>> START Material shown
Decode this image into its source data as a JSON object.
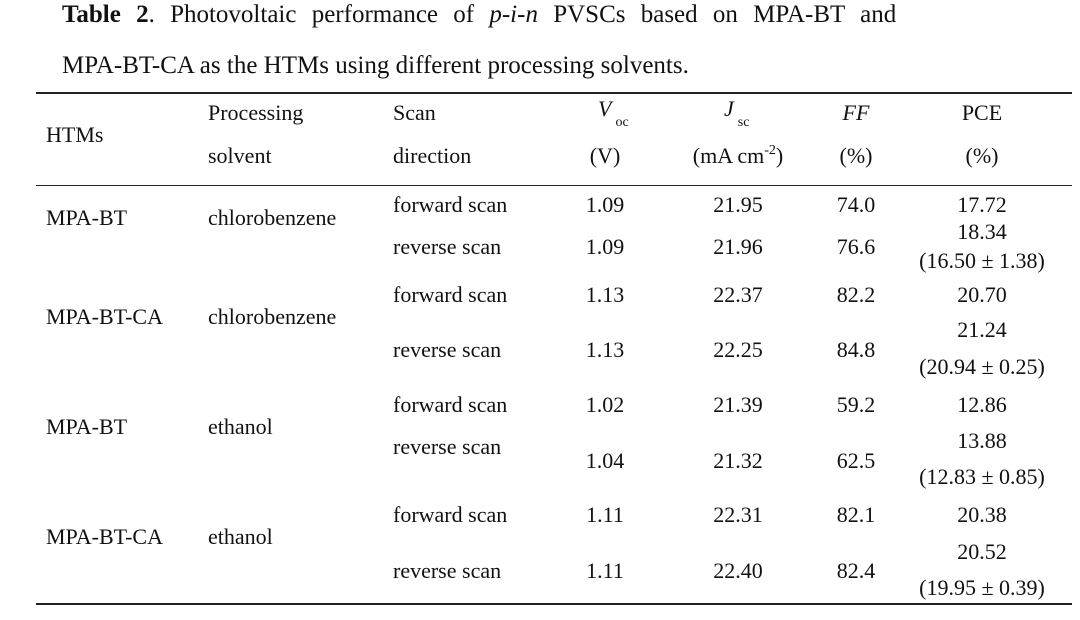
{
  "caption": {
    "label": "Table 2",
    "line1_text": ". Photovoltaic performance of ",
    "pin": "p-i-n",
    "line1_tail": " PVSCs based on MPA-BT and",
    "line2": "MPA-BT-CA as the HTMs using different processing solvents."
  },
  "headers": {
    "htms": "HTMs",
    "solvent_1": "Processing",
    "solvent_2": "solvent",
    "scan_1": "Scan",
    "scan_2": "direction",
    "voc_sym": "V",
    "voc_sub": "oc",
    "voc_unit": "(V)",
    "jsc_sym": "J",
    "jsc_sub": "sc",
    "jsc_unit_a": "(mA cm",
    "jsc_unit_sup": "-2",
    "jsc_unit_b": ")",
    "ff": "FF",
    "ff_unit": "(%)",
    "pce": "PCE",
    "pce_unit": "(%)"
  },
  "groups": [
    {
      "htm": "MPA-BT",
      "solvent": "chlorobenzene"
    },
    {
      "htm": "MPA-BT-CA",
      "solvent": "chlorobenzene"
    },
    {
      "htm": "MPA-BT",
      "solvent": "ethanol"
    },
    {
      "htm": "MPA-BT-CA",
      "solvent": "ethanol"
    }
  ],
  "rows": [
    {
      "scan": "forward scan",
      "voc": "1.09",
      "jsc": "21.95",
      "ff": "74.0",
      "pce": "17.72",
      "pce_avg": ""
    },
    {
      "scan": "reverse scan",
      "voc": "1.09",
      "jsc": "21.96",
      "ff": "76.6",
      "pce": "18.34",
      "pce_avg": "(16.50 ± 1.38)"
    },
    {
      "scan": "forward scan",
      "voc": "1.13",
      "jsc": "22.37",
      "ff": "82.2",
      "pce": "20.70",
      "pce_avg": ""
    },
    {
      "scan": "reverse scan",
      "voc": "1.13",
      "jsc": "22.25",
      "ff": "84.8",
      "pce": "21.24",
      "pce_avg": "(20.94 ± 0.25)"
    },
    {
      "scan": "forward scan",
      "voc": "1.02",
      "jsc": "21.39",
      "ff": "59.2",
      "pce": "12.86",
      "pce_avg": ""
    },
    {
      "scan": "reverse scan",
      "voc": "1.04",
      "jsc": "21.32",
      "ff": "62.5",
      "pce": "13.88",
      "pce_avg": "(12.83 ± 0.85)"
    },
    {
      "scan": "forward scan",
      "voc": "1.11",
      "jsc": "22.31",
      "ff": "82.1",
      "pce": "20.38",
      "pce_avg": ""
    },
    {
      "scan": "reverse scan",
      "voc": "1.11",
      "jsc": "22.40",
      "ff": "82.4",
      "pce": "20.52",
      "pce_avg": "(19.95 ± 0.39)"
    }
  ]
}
>> END Material shown
> _Required task_: Every line should be retyped exactly, with the pictures omitted.

> _Response_:
Decode this image into its source data as a JSON object.
{
  "caption": {
    "label": "Table 2",
    "line1_text": ". Photovoltaic performance of ",
    "pin": "p-i-n",
    "line1_tail": " PVSCs based on MPA-BT and",
    "line2": "MPA-BT-CA as the HTMs using different processing solvents."
  },
  "headers": {
    "htms": "HTMs",
    "solvent_1": "Processing",
    "solvent_2": "solvent",
    "scan_1": "Scan",
    "scan_2": "direction",
    "voc_sym": "V",
    "voc_sub": "oc",
    "voc_unit": "(V)",
    "jsc_sym": "J",
    "jsc_sub": "sc",
    "jsc_unit_a": "(mA cm",
    "jsc_unit_sup": "-2",
    "jsc_unit_b": ")",
    "ff": "FF",
    "ff_unit": "(%)",
    "pce": "PCE",
    "pce_unit": "(%)"
  },
  "groups": [
    {
      "htm": "MPA-BT",
      "solvent": "chlorobenzene"
    },
    {
      "htm": "MPA-BT-CA",
      "solvent": "chlorobenzene"
    },
    {
      "htm": "MPA-BT",
      "solvent": "ethanol"
    },
    {
      "htm": "MPA-BT-CA",
      "solvent": "ethanol"
    }
  ],
  "rows": [
    {
      "scan": "forward scan",
      "voc": "1.09",
      "jsc": "21.95",
      "ff": "74.0",
      "pce": "17.72",
      "pce_avg": ""
    },
    {
      "scan": "reverse scan",
      "voc": "1.09",
      "jsc": "21.96",
      "ff": "76.6",
      "pce": "18.34",
      "pce_avg": "(16.50 ± 1.38)"
    },
    {
      "scan": "forward scan",
      "voc": "1.13",
      "jsc": "22.37",
      "ff": "82.2",
      "pce": "20.70",
      "pce_avg": ""
    },
    {
      "scan": "reverse scan",
      "voc": "1.13",
      "jsc": "22.25",
      "ff": "84.8",
      "pce": "21.24",
      "pce_avg": "(20.94 ± 0.25)"
    },
    {
      "scan": "forward scan",
      "voc": "1.02",
      "jsc": "21.39",
      "ff": "59.2",
      "pce": "12.86",
      "pce_avg": ""
    },
    {
      "scan": "reverse scan",
      "voc": "1.04",
      "jsc": "21.32",
      "ff": "62.5",
      "pce": "13.88",
      "pce_avg": "(12.83 ± 0.85)"
    },
    {
      "scan": "forward scan",
      "voc": "1.11",
      "jsc": "22.31",
      "ff": "82.1",
      "pce": "20.38",
      "pce_avg": ""
    },
    {
      "scan": "reverse scan",
      "voc": "1.11",
      "jsc": "22.40",
      "ff": "82.4",
      "pce": "20.52",
      "pce_avg": "(19.95 ± 0.39)"
    }
  ]
}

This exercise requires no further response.